• 設問内容:
以下の、心大血管疾患患者と摂食嚥下支援チームについての抄録の続きを、最後の文の後から書いてください。

• 本文抜粋:
----

第58回日本作業療法学会

講演情報

ポスター

心大血管疾患

[PB-3] ポスター:心大血管疾患 3

2024年11月10日(日) 08:30 〜 09:30 ポスター会場 (大ホール)

[PB-3-5] 当院における摂食嚥下支援チームの介入対象となった心大血管疾患患者の特徴

当院診療録からの後方視的予備的研究

安竹 正樹1, 小林 奈美子1, 坪川 操2 (1.福井大学医学部附属病院 リハビリテーション部, 2.医療法人 坪川医院)

【背景】近年,嚥下障害に対するチーム医療が重要視されており,当院では令和3年に摂食嚥下機能回復加算に基づく摂食嚥下支援チームが発足した.職種は医師,言語聴覚士,看護師,管理栄養士,歯科医師,作業療法士が参加しており,作業療法士はADL,身体機能,認知機能などの情報提供を行っているが,しばしばチーム介入の対象となる重症の心大血管疾患患者において,経口摂取獲得が難しく易疲労性や全身状態不良によってADLや身体活動への介入にも難渋するケースを多く経験してきた.心大血管疾患患者では,慢性心不全の40%に嚥下障害を認め高齢者が多い(Yokota J et al,2020)との報告や,心臓血管外科術後の嚥下障害の発症率は約3~9%(Ferraris VA et al,2001)(Grimm JC et al,2015)との報告があるが,その機序や背景,臨床経過に統一した見解はなく議論の余地はあると考える.

----

保存済みデータ項目:
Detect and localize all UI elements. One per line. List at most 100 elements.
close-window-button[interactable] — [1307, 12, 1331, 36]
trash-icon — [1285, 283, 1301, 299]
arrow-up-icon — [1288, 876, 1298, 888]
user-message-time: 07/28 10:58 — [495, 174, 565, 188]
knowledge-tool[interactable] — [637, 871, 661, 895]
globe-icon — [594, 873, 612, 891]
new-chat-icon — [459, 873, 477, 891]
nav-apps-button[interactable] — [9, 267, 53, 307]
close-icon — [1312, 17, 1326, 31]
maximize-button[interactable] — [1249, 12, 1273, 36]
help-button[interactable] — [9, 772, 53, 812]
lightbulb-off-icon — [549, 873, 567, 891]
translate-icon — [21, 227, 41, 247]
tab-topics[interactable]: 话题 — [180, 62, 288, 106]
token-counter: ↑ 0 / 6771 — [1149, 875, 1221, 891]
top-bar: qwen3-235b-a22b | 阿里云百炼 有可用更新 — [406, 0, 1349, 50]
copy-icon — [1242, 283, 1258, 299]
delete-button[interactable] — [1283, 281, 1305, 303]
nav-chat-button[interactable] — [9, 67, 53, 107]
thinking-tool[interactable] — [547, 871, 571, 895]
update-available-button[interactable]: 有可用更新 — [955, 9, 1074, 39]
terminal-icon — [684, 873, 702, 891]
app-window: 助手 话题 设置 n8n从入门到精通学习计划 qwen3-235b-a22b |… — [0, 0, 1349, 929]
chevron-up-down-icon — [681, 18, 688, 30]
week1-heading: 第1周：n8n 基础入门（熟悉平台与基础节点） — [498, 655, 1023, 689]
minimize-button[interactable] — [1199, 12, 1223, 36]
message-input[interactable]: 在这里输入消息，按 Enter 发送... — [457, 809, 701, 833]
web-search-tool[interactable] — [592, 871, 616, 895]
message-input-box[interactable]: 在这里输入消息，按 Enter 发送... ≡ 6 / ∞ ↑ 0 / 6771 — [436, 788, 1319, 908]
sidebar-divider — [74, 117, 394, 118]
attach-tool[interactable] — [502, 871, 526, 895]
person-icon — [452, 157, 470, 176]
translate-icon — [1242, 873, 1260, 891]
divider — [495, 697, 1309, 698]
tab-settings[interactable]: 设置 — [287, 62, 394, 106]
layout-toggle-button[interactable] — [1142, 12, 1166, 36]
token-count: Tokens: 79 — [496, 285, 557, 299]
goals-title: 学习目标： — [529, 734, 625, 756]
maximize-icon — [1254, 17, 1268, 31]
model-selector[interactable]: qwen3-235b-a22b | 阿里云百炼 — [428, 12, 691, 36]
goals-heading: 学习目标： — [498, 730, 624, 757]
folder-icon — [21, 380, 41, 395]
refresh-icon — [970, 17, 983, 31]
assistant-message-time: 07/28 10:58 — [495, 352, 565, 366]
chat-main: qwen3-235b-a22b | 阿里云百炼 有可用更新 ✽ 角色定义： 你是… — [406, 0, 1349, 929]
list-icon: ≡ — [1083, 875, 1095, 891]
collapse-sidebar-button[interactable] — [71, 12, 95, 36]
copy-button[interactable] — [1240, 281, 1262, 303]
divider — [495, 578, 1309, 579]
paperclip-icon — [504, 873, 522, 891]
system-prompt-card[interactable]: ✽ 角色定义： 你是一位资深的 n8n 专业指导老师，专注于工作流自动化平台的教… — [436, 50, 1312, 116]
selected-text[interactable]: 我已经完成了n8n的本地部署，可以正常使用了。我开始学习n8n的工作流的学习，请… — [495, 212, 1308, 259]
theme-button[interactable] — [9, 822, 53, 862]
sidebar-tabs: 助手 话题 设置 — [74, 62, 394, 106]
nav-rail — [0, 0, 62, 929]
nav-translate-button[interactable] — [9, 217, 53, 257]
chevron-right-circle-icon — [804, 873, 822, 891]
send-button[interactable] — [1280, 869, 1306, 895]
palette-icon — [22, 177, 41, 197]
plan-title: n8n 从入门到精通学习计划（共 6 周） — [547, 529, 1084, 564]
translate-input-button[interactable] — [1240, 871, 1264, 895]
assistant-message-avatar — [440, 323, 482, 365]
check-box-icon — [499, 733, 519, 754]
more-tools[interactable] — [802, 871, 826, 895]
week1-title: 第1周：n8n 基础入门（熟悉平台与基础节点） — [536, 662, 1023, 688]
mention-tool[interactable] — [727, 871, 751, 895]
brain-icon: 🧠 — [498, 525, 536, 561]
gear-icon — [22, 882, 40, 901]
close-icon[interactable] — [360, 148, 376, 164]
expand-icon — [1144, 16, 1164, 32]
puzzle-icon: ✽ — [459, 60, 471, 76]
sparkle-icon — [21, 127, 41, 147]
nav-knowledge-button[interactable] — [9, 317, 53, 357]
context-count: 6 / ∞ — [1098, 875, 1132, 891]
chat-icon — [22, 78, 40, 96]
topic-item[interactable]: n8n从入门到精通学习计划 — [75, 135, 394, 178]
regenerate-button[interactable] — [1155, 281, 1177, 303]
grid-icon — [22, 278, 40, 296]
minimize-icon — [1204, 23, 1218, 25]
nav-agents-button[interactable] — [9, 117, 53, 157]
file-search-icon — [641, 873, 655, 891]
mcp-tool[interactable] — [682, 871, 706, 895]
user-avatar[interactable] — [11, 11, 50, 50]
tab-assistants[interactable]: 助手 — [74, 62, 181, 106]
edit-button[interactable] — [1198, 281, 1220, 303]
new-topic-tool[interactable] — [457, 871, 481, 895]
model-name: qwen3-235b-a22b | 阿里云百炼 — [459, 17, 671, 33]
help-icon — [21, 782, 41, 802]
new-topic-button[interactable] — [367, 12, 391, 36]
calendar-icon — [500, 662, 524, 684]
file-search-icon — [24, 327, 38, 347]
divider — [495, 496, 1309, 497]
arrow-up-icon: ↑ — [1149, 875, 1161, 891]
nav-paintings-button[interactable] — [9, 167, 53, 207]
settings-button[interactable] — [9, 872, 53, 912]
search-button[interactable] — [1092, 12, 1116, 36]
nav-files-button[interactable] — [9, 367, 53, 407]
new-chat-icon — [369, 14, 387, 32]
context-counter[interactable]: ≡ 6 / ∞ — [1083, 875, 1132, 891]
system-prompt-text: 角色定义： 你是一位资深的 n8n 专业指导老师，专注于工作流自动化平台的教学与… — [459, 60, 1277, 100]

----

• 解答:
【目的】摂食嚥下支援チームの介入対象となった心大血管疾患患者の臨床的特徴を調査し,さらに急性期退院時における経管栄養離脱困難の予測となる因子及び退院後の予後への影響について検討すること.
【方法】令和3年7月~令和5年12月までに摂食嚥下回復加算を算定した心大血管疾患患者を対象に当院診療録から後方視的に情報を抽出し,さらに当院退院時のFunctional Oral Intake Scaleが1-3点の症例を「経管群」,4-7点の症例を「経口群」として2群間で臨床的特徴を比較した.統計処理はWilcoxonの符合付順位検定及びカイ二乗検定を用い有意水準は5%とした.なお本研究では人を対象とする医学系研究に関する倫理指針を遵守した.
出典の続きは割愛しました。